RECORDS PROVIDED |
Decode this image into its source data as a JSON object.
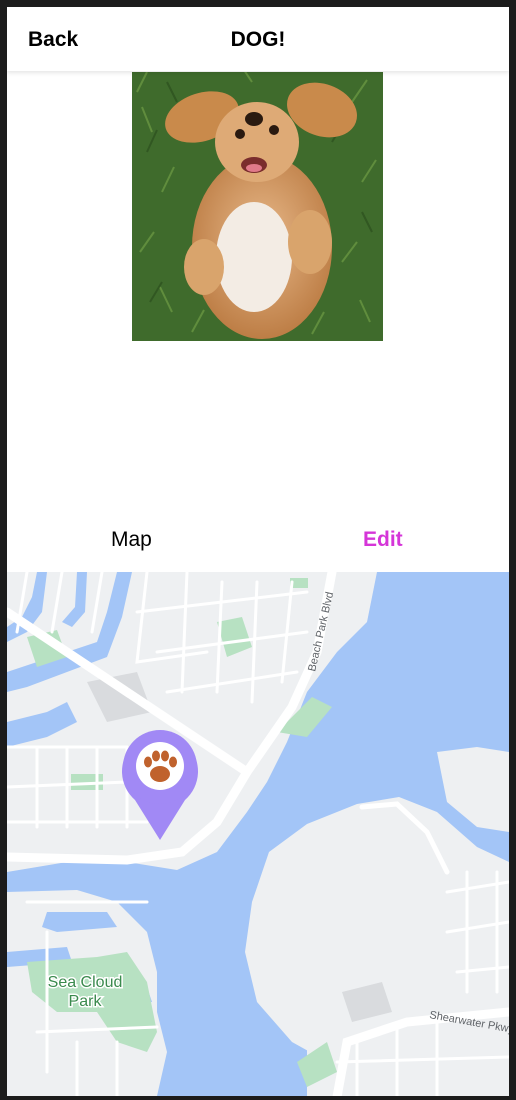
{
  "header": {
    "back_label": "Back",
    "title": "DOG!"
  },
  "tabs": {
    "map_label": "Map",
    "edit_label": "Edit"
  },
  "colors": {
    "accent": "#d535d8",
    "water": "#a3c5f7",
    "park": "#b7e1c2",
    "land": "#eef0f2",
    "pin": "#a189f5",
    "paw": "#c0622d"
  },
  "map": {
    "street_labels": [
      "Beach Park Blvd",
      "Shearwater Pkwy"
    ],
    "park_label_line1": "Sea Cloud",
    "park_label_line2": "Park",
    "marker_icon": "paw-print"
  }
}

STATED PROBLEM |
Produce an exact copy of each line of data, skipping embedded images.

ANSWER TO THIS PROBLEM |
Decode this image into its source data as a JSON object.
{
  "header": {
    "back_label": "Back",
    "title": "DOG!"
  },
  "tabs": {
    "map_label": "Map",
    "edit_label": "Edit"
  },
  "colors": {
    "accent": "#d535d8",
    "water": "#a3c5f7",
    "park": "#b7e1c2",
    "land": "#eef0f2",
    "pin": "#a189f5",
    "paw": "#c0622d"
  },
  "map": {
    "street_labels": [
      "Beach Park Blvd",
      "Shearwater Pkwy"
    ],
    "park_label_line1": "Sea Cloud",
    "park_label_line2": "Park",
    "marker_icon": "paw-print"
  }
}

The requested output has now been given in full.